DIRECTIONS FOR THIS TASK:
Output the full listing below exactly as it reads, and skip anything that is a picture.

DATASET EXCERPTS:
* start *

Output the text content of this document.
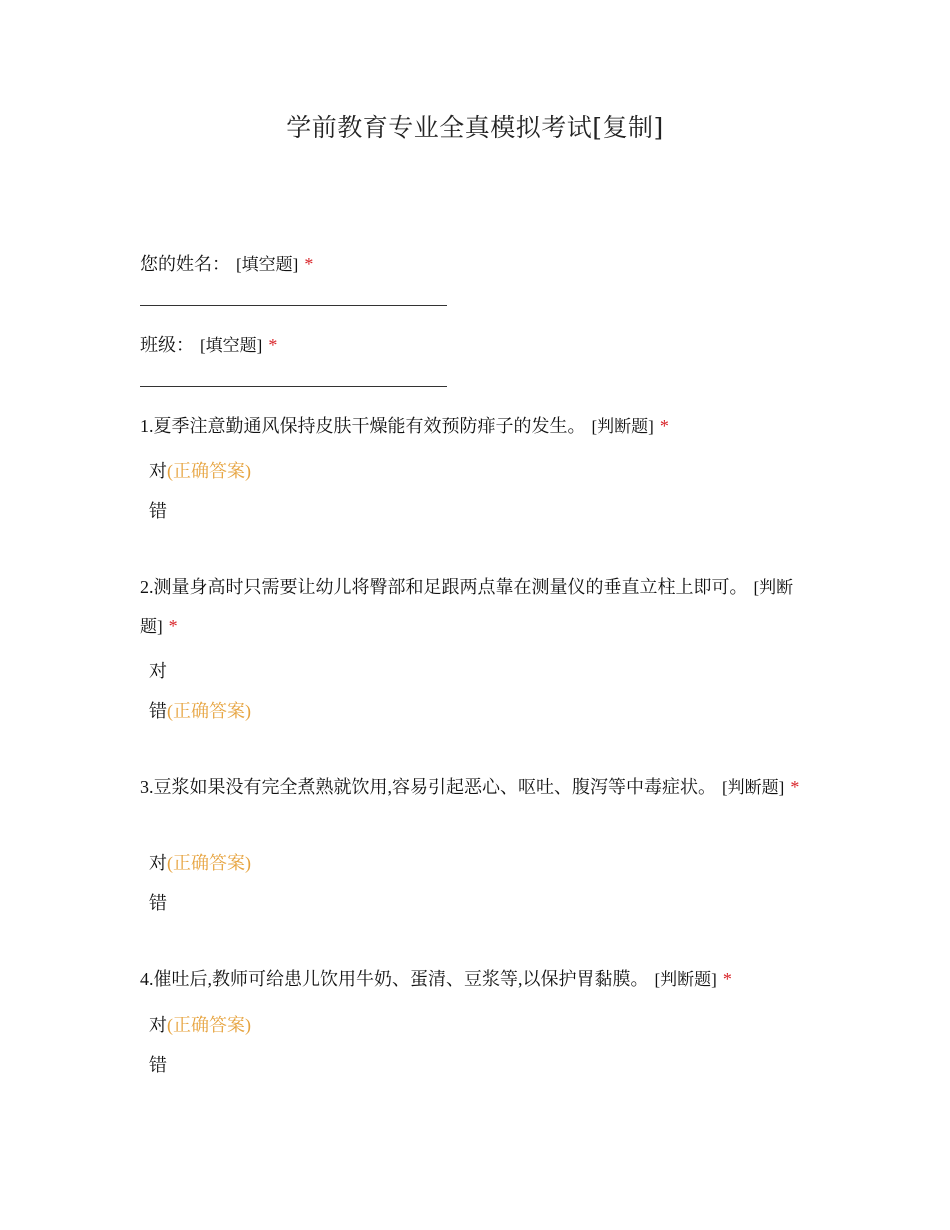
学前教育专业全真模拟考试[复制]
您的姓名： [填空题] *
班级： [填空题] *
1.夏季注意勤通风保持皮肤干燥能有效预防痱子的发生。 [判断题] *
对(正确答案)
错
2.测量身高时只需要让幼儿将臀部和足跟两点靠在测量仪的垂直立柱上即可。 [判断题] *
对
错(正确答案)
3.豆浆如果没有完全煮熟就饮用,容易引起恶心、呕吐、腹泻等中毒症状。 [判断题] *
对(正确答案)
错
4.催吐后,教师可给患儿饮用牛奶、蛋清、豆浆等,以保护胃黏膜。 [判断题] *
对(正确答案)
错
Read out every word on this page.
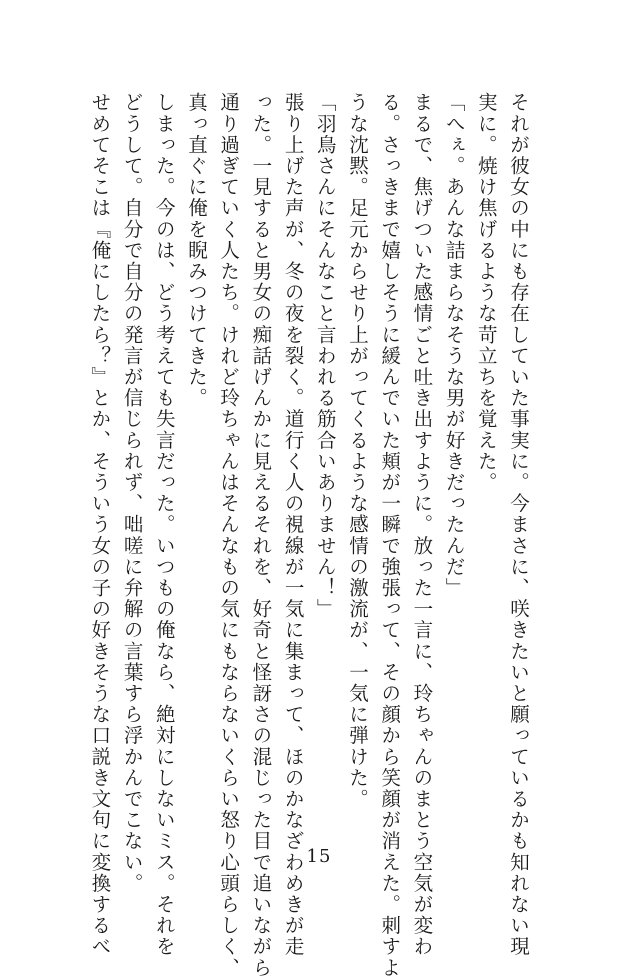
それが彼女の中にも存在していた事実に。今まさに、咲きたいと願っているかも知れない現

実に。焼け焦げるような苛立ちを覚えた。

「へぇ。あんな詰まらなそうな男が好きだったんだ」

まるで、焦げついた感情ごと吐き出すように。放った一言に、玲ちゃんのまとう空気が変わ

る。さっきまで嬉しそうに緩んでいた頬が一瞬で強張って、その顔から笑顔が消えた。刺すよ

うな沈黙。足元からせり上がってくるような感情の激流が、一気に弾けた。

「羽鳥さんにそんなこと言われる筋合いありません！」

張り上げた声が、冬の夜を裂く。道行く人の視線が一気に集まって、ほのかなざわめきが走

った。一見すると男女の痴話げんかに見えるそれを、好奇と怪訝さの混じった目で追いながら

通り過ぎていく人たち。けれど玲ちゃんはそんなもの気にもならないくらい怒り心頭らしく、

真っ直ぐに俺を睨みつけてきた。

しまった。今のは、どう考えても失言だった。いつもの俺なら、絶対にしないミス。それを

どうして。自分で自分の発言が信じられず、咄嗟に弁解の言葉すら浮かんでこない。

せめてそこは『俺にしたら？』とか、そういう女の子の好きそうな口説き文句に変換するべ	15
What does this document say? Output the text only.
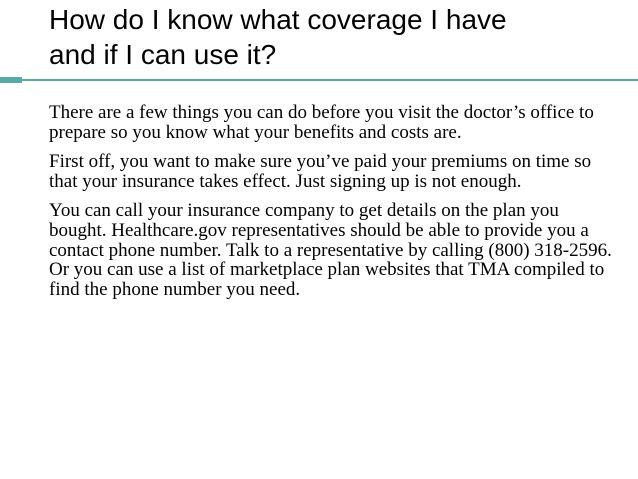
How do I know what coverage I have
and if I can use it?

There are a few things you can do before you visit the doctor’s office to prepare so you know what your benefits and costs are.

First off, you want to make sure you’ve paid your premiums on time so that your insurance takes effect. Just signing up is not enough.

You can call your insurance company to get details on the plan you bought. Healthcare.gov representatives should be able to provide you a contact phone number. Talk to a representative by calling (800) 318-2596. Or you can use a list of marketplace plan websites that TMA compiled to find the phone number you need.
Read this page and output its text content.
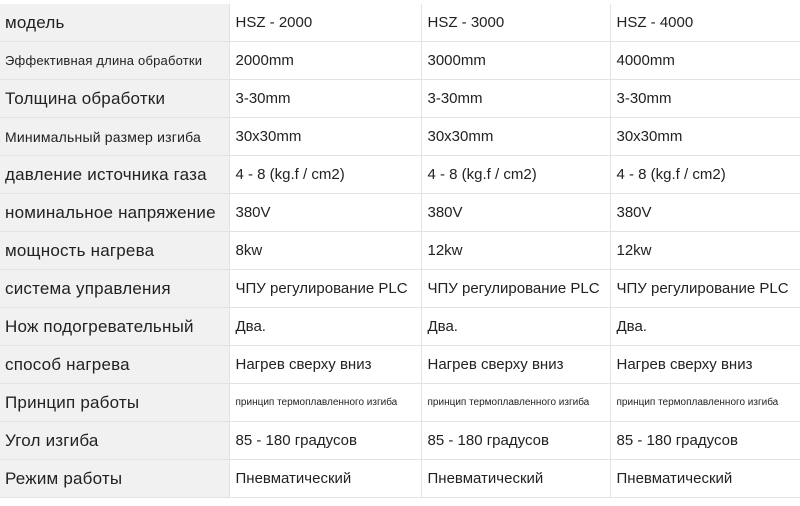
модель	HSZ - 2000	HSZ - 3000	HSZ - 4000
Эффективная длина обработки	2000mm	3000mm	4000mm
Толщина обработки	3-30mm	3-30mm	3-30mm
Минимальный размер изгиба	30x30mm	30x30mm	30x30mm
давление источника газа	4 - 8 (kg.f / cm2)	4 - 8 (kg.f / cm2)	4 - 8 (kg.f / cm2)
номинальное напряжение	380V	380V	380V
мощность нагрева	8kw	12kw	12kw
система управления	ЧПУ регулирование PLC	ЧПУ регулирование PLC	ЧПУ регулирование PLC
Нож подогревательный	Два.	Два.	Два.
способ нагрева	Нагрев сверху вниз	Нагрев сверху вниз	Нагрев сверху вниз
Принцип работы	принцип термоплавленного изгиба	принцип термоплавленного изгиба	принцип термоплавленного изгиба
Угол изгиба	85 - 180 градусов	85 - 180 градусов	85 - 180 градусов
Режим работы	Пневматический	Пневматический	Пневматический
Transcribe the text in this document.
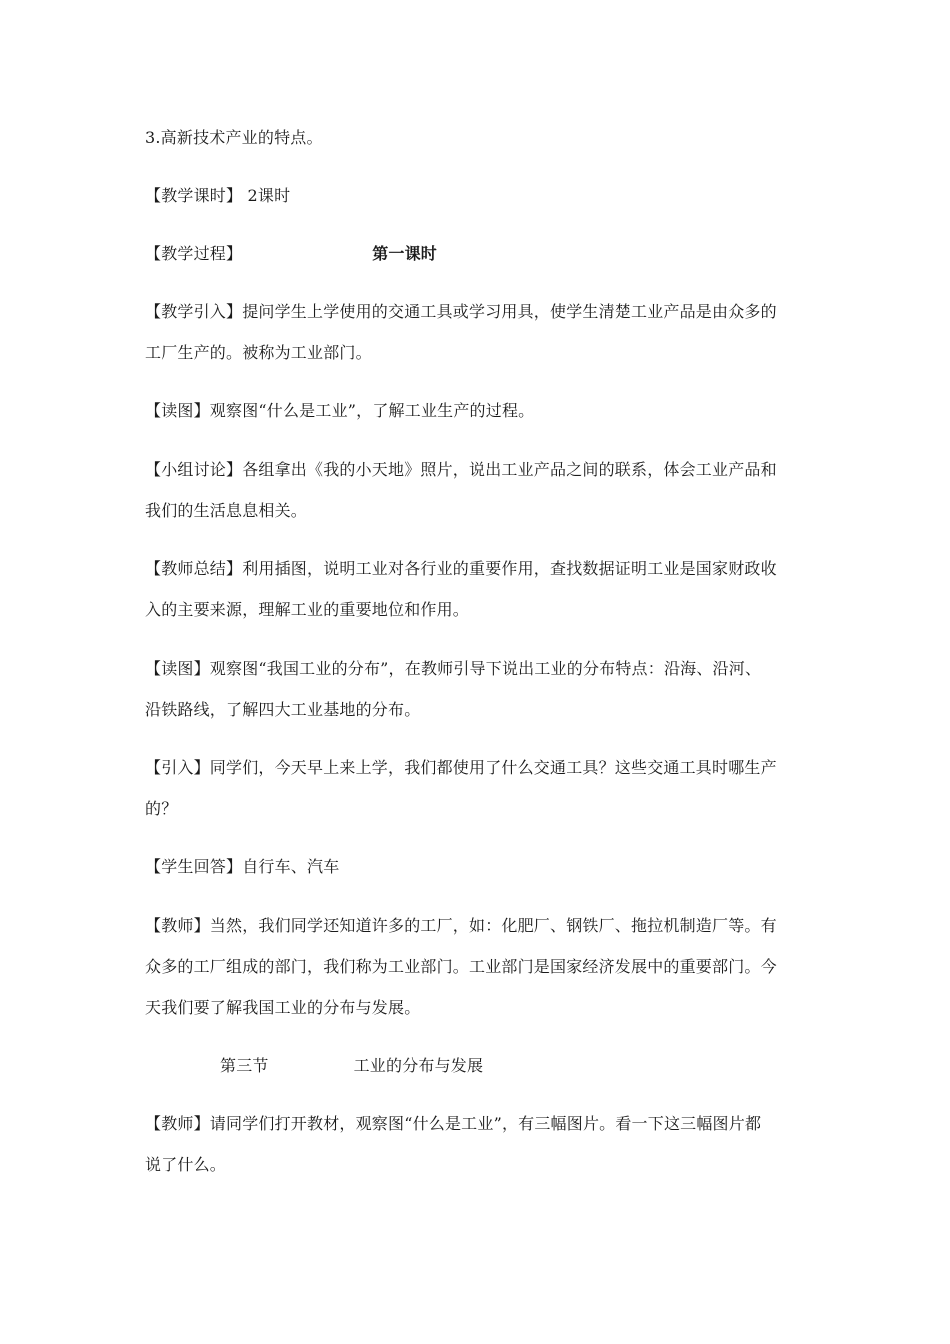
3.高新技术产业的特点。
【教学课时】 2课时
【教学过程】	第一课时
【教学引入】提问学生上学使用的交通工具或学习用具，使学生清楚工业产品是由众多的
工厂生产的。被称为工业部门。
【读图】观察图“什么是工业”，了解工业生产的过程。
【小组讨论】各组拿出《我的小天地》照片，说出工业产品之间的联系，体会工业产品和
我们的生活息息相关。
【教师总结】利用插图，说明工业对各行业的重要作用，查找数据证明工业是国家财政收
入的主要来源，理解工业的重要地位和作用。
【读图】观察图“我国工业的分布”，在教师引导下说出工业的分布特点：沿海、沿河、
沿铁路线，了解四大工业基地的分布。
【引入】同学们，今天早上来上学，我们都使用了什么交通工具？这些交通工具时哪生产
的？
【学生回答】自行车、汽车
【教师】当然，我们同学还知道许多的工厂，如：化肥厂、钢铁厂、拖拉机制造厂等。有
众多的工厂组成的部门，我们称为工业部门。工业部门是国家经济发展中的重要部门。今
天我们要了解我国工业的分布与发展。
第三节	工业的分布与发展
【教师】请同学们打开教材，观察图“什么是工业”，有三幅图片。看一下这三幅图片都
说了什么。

* end *

FINISHED ANSWER:
Output the text content of this document.
学前教育专业全真模拟考试[复制]
您的姓名： [填空题] *
班级： [填空题] *
1.夏季注意勤通风保持皮肤干燥能有效预防痱子的发生。 [判断题] *
对(正确答案)
错
2.测量身高时只需要让幼儿将臀部和足跟两点靠在测量仪的垂直立柱上即可。 [判断题] *
对
错(正确答案)
3.豆浆如果没有完全煮熟就饮用,容易引起恶心、呕吐、腹泻等中毒症状。 [判断题] *
对(正确答案)
错
4.催吐后,教师可给患儿饮用牛奶、蛋清、豆浆等,以保护胃黏膜。 [判断题] *
对(正确答案)
错
Read out every word on this page.
それが彼女の中にも存在していた事実に。今まさに、咲きたいと願っているかも知れない現

実に。焼け焦げるような苛立ちを覚えた。

「へぇ。あんな詰まらなそうな男が好きだったんだ」

まるで、焦げついた感情ごと吐き出すように。放った一言に、玲ちゃんのまとう空気が変わ

る。さっきまで嬉しそうに緩んでいた頬が一瞬で強張って、その顔から笑顔が消えた。刺すよ

うな沈黙。足元からせり上がってくるような感情の激流が、一気に弾けた。

「羽鳥さんにそんなこと言われる筋合いありません！」

張り上げた声が、冬の夜を裂く。道行く人の視線が一気に集まって、ほのかなざわめきが走

った。一見すると男女の痴話げんかに見えるそれを、好奇と怪訝さの混じった目で追いながら

通り過ぎていく人たち。けれど玲ちゃんはそんなもの気にもならないくらい怒り心頭らしく、

真っ直ぐに俺を睨みつけてきた。

しまった。今のは、どう考えても失言だった。いつもの俺なら、絶対にしないミス。それを

どうして。自分で自分の発言が信じられず、咄嗟に弁解の言葉すら浮かんでこない。

せめてそこは『俺にしたら？』とか、そういう女の子の好きそうな口説き文句に変換するべ	15
What does this document say? Output the text only.
How do I know what coverage I have
and if I can use it?

There are a few things you can do before you visit the doctor’s office to prepare so you know what your benefits and costs are.

First off, you want to make sure you’ve paid your premiums on time so that your insurance takes effect. Just signing up is not enough.

You can call your insurance company to get details on the plan you bought. Healthcare.gov representatives should be able to provide you a contact phone number. Talk to a representative by calling (800) 318-2596. Or you can use a list of marketplace plan websites that TMA compiled to find the phone number you need.
Read this page and output its text content.
модель	HSZ - 2000	HSZ - 3000	HSZ - 4000
Эффективная длина обработки	2000mm	3000mm	4000mm
Толщина обработки	3-30mm	3-30mm	3-30mm
Минимальный размер изгиба	30x30mm	30x30mm	30x30mm
давление источника газа	4 - 8 (kg.f / cm2)	4 - 8 (kg.f / cm2)	4 - 8 (kg.f / cm2)
номинальное напряжение	380V	380V	380V
мощность нагрева	8kw	12kw	12kw
система управления	ЧПУ регулирование PLC	ЧПУ регулирование PLC	ЧПУ регулирование PLC
Нож подогревательный	Два.	Два.	Два.
способ нагрева	Нагрев сверху вниз	Нагрев сверху вниз	Нагрев сверху вниз
Принцип работы	принцип термоплавленного изгиба	принцип термоплавленного изгиба	принцип термоплавленного изгиба
Угол изгиба	85 - 180 градусов	85 - 180 градусов	85 - 180 градусов
Режим работы	Пневматический	Пневматический	Пневматический
Transcribe the text in this document.
3.高新技术产业的特点。
【教学课时】 2课时
【教学过程】	第一课时
【教学引入】提问学生上学使用的交通工具或学习用具，使学生清楚工业产品是由众多的
工厂生产的。被称为工业部门。
【读图】观察图“什么是工业”，了解工业生产的过程。
【小组讨论】各组拿出《我的小天地》照片，说出工业产品之间的联系，体会工业产品和
我们的生活息息相关。
【教师总结】利用插图，说明工业对各行业的重要作用，查找数据证明工业是国家财政收
入的主要来源，理解工业的重要地位和作用。
【读图】观察图“我国工业的分布”，在教师引导下说出工业的分布特点：沿海、沿河、
沿铁路线，了解四大工业基地的分布。
【引入】同学们，今天早上来上学，我们都使用了什么交通工具？这些交通工具时哪生产
的？
【学生回答】自行车、汽车
【教师】当然，我们同学还知道许多的工厂，如：化肥厂、钢铁厂、拖拉机制造厂等。有
众多的工厂组成的部门，我们称为工业部门。工业部门是国家经济发展中的重要部门。今
天我们要了解我国工业的分布与发展。
第三节	工业的分布与发展
【教师】请同学们打开教材，观察图“什么是工业”，有三幅图片。看一下这三幅图片都
说了什么。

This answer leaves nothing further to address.